#### WHAT THE EXERCISE ASKS
For the listing below, give the count of lines containing the string "read" and nothing else.

#### PROVIDED RECORDS
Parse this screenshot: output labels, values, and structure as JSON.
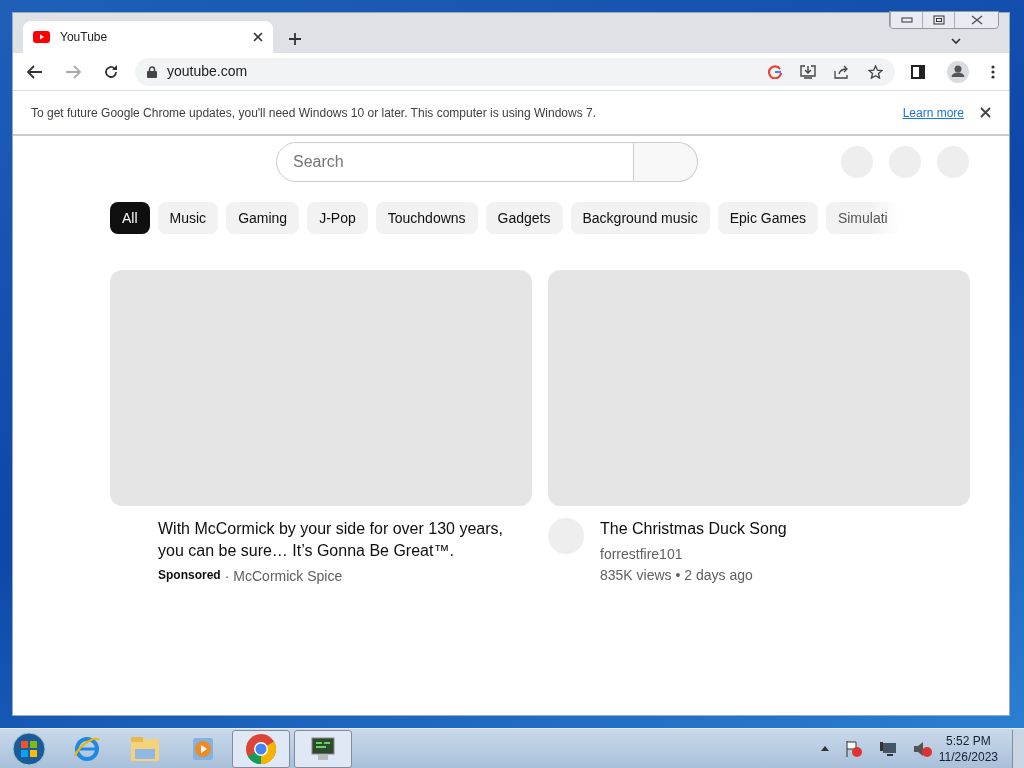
{
  "browser": {
    "tab": {
      "title": "YouTube"
    },
    "address": "youtube.com"
  },
  "infobar": {
    "message": "To get future Google Chrome updates, you'll need Windows 10 or later. This computer is using Windows 7.",
    "link": "Learn more"
  },
  "youtube": {
    "search": {
      "placeholder": "Search"
    },
    "chips": [
      {
        "label": "All",
        "selected": true
      },
      {
        "label": "Music",
        "selected": false
      },
      {
        "label": "Gaming",
        "selected": false
      },
      {
        "label": "J-Pop",
        "selected": false
      },
      {
        "label": "Touchdowns",
        "selected": false
      },
      {
        "label": "Gadgets",
        "selected": false
      },
      {
        "label": "Background music",
        "selected": false
      },
      {
        "label": "Epic Games",
        "selected": false
      },
      {
        "label": "Simulati",
        "selected": false
      }
    ],
    "videos": [
      {
        "kind": "ad",
        "title": "With McCormick by your side for over 130 years, you can be sure… It’s Gonna Be Great™.",
        "sponsored": "Sponsored",
        "separator": "·",
        "advertiser": "McCormick Spice"
      },
      {
        "kind": "video",
        "title": "The Christmas Duck Song",
        "channel": "forrestfire101",
        "meta": "835K views • 2 days ago"
      }
    ]
  },
  "taskbar": {
    "time": "5:52 PM",
    "date": "11/26/2023"
  }
}
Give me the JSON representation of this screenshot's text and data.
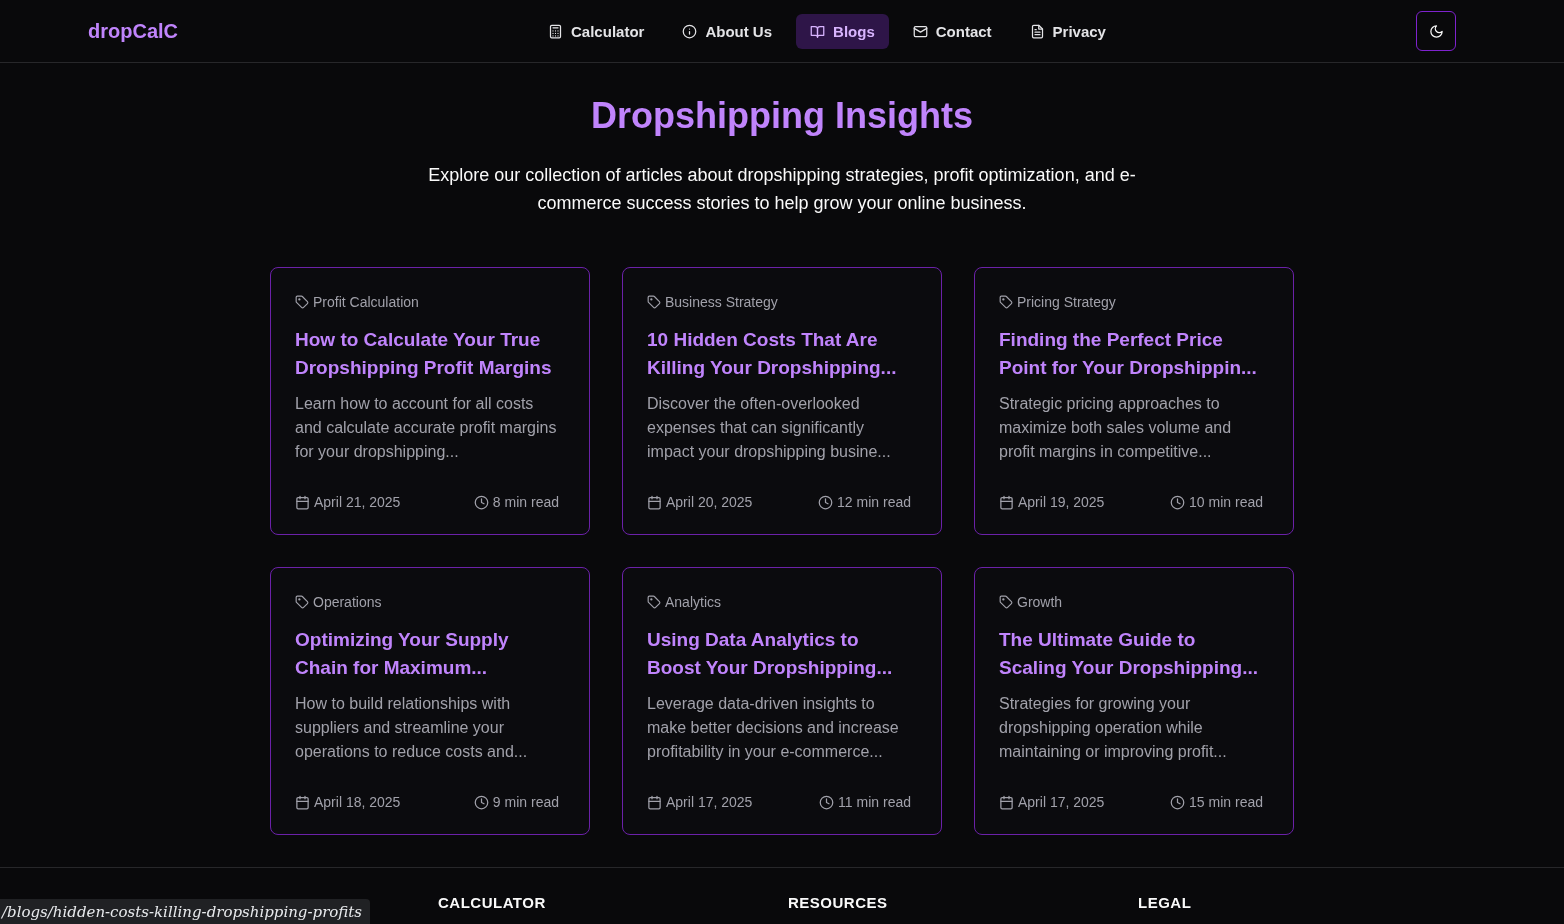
{
  "header": {
    "logo": "dropCalC",
    "nav": [
      {
        "label": "Calculator",
        "selected": false
      },
      {
        "label": "About Us",
        "selected": false
      },
      {
        "label": "Blogs",
        "selected": true
      },
      {
        "label": "Contact",
        "selected": false
      },
      {
        "label": "Privacy",
        "selected": false
      }
    ]
  },
  "hero": {
    "title": "Dropshipping Insights",
    "subtitle": "Explore our collection of articles about dropshipping strategies, profit optimization, and e-commerce success stories to help grow your online business."
  },
  "posts": [
    {
      "category": "Profit Calculation",
      "title": "How to Calculate Your True Dropshipping Profit Margins",
      "excerpt": "Learn how to account for all costs and calculate accurate profit margins for your dropshipping...",
      "date": "April 21, 2025",
      "read_time": "8 min read"
    },
    {
      "category": "Business Strategy",
      "title": "10 Hidden Costs That Are Killing Your Dropshipping...",
      "excerpt": "Discover the often-overlooked expenses that can significantly impact your dropshipping busine...",
      "date": "April 20, 2025",
      "read_time": "12 min read"
    },
    {
      "category": "Pricing Strategy",
      "title": "Finding the Perfect Price Point for Your Dropshippin...",
      "excerpt": "Strategic pricing approaches to maximize both sales volume and profit margins in competitive...",
      "date": "April 19, 2025",
      "read_time": "10 min read"
    },
    {
      "category": "Operations",
      "title": "Optimizing Your Supply Chain for Maximum...",
      "excerpt": "How to build relationships with suppliers and streamline your operations to reduce costs and...",
      "date": "April 18, 2025",
      "read_time": "9 min read"
    },
    {
      "category": "Analytics",
      "title": "Using Data Analytics to Boost Your Dropshipping...",
      "excerpt": "Leverage data-driven insights to make better decisions and increase profitability in your e-commerce...",
      "date": "April 17, 2025",
      "read_time": "11 min read"
    },
    {
      "category": "Growth",
      "title": "The Ultimate Guide to Scaling Your Dropshipping...",
      "excerpt": "Strategies for growing your dropshipping operation while maintaining or improving profit...",
      "date": "April 17, 2025",
      "read_time": "15 min read"
    }
  ],
  "footer": {
    "headings": [
      "CALCULATOR",
      "RESOURCES",
      "LEGAL"
    ]
  },
  "status_bar": {
    "url": "/blogs/hidden-costs-killing-dropshipping-profits"
  }
}
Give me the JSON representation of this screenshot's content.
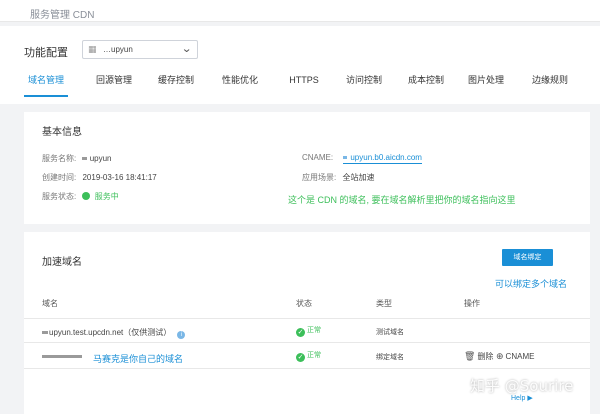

#### REPLY TO THE EXERCISE
6